* **Aim of the task**
Send each entry back exactly as given, pictures excluded.

* **Input**

** BEGIN **

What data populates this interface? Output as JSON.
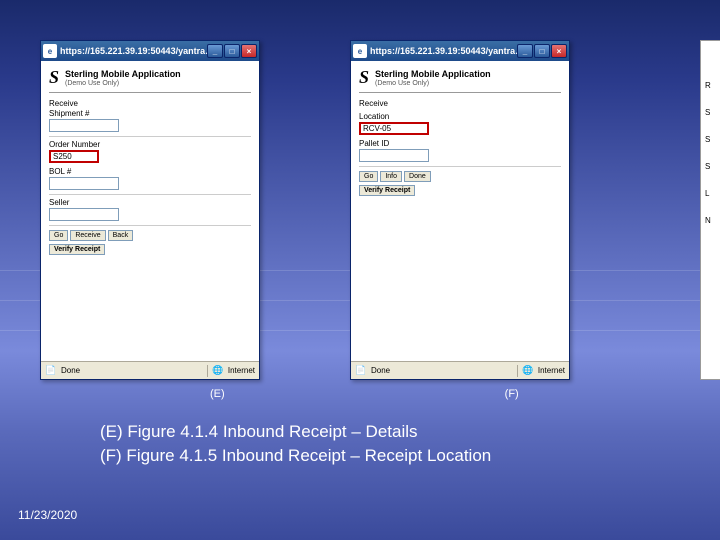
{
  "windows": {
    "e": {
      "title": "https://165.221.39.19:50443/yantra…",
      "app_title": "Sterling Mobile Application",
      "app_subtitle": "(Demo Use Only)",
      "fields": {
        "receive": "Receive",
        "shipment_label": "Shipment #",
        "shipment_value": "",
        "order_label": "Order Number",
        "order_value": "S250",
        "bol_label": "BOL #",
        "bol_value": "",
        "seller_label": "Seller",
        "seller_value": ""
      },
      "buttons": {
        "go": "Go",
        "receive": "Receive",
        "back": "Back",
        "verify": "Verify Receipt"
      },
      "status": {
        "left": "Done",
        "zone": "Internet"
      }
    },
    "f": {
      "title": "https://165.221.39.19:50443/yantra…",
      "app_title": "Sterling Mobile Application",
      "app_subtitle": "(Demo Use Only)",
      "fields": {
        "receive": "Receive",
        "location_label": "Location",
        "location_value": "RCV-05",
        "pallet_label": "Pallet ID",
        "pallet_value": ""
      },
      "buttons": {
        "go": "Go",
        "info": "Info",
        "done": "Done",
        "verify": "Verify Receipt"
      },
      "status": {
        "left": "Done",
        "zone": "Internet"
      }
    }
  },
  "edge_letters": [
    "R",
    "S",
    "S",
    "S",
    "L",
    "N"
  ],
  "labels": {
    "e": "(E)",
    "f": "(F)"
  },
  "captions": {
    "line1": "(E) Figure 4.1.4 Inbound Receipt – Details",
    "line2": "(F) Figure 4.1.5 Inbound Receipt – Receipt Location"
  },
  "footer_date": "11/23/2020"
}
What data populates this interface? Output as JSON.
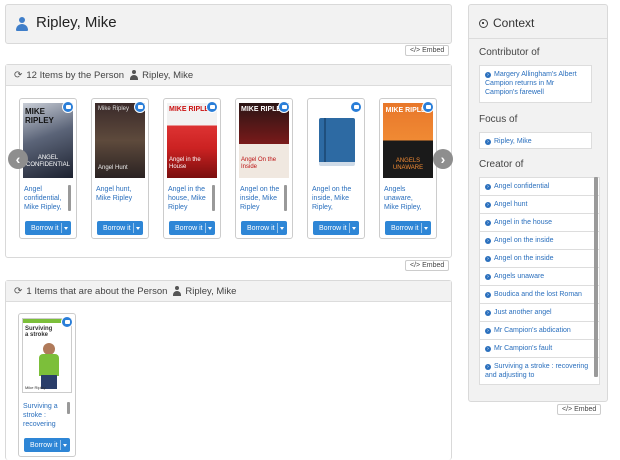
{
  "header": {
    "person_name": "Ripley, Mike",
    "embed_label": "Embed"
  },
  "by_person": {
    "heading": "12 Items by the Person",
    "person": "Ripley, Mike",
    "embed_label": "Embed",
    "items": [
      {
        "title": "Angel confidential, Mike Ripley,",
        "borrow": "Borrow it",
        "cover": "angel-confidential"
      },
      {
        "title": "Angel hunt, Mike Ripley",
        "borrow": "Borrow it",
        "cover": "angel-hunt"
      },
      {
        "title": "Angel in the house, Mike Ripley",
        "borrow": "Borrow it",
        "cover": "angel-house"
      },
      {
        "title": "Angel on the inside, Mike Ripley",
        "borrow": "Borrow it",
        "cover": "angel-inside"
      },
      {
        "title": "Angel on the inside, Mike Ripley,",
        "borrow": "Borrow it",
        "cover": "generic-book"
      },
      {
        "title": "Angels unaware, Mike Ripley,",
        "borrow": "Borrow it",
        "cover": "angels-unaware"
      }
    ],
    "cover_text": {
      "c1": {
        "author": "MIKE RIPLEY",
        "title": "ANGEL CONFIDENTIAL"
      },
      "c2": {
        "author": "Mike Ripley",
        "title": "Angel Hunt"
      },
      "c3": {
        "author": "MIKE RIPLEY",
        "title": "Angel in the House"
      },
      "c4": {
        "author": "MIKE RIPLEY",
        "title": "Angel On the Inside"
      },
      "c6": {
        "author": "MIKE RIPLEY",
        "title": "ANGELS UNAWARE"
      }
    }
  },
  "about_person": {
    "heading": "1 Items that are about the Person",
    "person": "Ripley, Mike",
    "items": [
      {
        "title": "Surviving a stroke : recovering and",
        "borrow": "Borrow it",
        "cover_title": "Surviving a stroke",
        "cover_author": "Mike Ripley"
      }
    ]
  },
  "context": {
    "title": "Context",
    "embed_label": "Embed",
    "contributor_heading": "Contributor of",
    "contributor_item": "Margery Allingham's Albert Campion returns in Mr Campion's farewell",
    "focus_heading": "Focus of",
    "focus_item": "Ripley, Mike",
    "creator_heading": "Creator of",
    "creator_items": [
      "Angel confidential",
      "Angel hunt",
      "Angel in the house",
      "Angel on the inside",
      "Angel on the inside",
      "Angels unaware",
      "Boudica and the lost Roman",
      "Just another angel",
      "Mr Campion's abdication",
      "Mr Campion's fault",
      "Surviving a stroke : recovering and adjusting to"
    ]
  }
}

** END **

* **Response for this exercise**
What data populates this interface? Output as JSON.
{
  "windows": {
    "e": {
      "title": "https://165.221.39.19:50443/yantra…",
      "app_title": "Sterling Mobile Application",
      "app_subtitle": "(Demo Use Only)",
      "fields": {
        "receive": "Receive",
        "shipment_label": "Shipment #",
        "shipment_value": "",
        "order_label": "Order Number",
        "order_value": "S250",
        "bol_label": "BOL #",
        "bol_value": "",
        "seller_label": "Seller",
        "seller_value": ""
      },
      "buttons": {
        "go": "Go",
        "receive": "Receive",
        "back": "Back",
        "verify": "Verify Receipt"
      },
      "status": {
        "left": "Done",
        "zone": "Internet"
      }
    },
    "f": {
      "title": "https://165.221.39.19:50443/yantra…",
      "app_title": "Sterling Mobile Application",
      "app_subtitle": "(Demo Use Only)",
      "fields": {
        "receive": "Receive",
        "location_label": "Location",
        "location_value": "RCV-05",
        "pallet_label": "Pallet ID",
        "pallet_value": ""
      },
      "buttons": {
        "go": "Go",
        "info": "Info",
        "done": "Done",
        "verify": "Verify Receipt"
      },
      "status": {
        "left": "Done",
        "zone": "Internet"
      }
    }
  },
  "edge_letters": [
    "R",
    "S",
    "S",
    "S",
    "L",
    "N"
  ],
  "labels": {
    "e": "(E)",
    "f": "(F)"
  },
  "captions": {
    "line1": "(E) Figure 4.1.4 Inbound Receipt – Details",
    "line2": "(F) Figure 4.1.5 Inbound Receipt – Receipt Location"
  },
  "footer_date": "11/23/2020"
}
What data populates this interface? Output as JSON.
{
  "header": {
    "person_name": "Ripley, Mike",
    "embed_label": "Embed"
  },
  "by_person": {
    "heading": "12 Items by the Person",
    "person": "Ripley, Mike",
    "embed_label": "Embed",
    "items": [
      {
        "title": "Angel confidential, Mike Ripley,",
        "borrow": "Borrow it",
        "cover": "angel-confidential"
      },
      {
        "title": "Angel hunt, Mike Ripley",
        "borrow": "Borrow it",
        "cover": "angel-hunt"
      },
      {
        "title": "Angel in the house, Mike Ripley",
        "borrow": "Borrow it",
        "cover": "angel-house"
      },
      {
        "title": "Angel on the inside, Mike Ripley",
        "borrow": "Borrow it",
        "cover": "angel-inside"
      },
      {
        "title": "Angel on the inside, Mike Ripley,",
        "borrow": "Borrow it",
        "cover": "generic-book"
      },
      {
        "title": "Angels unaware, Mike Ripley,",
        "borrow": "Borrow it",
        "cover": "angels-unaware"
      }
    ],
    "cover_text": {
      "c1": {
        "author": "MIKE RIPLEY",
        "title": "ANGEL CONFIDENTIAL"
      },
      "c2": {
        "author": "Mike Ripley",
        "title": "Angel Hunt"
      },
      "c3": {
        "author": "MIKE RIPLEY",
        "title": "Angel in the House"
      },
      "c4": {
        "author": "MIKE RIPLEY",
        "title": "Angel On the Inside"
      },
      "c6": {
        "author": "MIKE RIPLEY",
        "title": "ANGELS UNAWARE"
      }
    }
  },
  "about_person": {
    "heading": "1 Items that are about the Person",
    "person": "Ripley, Mike",
    "items": [
      {
        "title": "Surviving a stroke : recovering and",
        "borrow": "Borrow it",
        "cover_title": "Surviving a stroke",
        "cover_author": "Mike Ripley"
      }
    ]
  },
  "context": {
    "title": "Context",
    "embed_label": "Embed",
    "contributor_heading": "Contributor of",
    "contributor_item": "Margery Allingham's Albert Campion returns in Mr Campion's farewell",
    "focus_heading": "Focus of",
    "focus_item": "Ripley, Mike",
    "creator_heading": "Creator of",
    "creator_items": [
      "Angel confidential",
      "Angel hunt",
      "Angel in the house",
      "Angel on the inside",
      "Angel on the inside",
      "Angels unaware",
      "Boudica and the lost Roman",
      "Just another angel",
      "Mr Campion's abdication",
      "Mr Campion's fault",
      "Surviving a stroke : recovering and adjusting to"
    ]
  }
}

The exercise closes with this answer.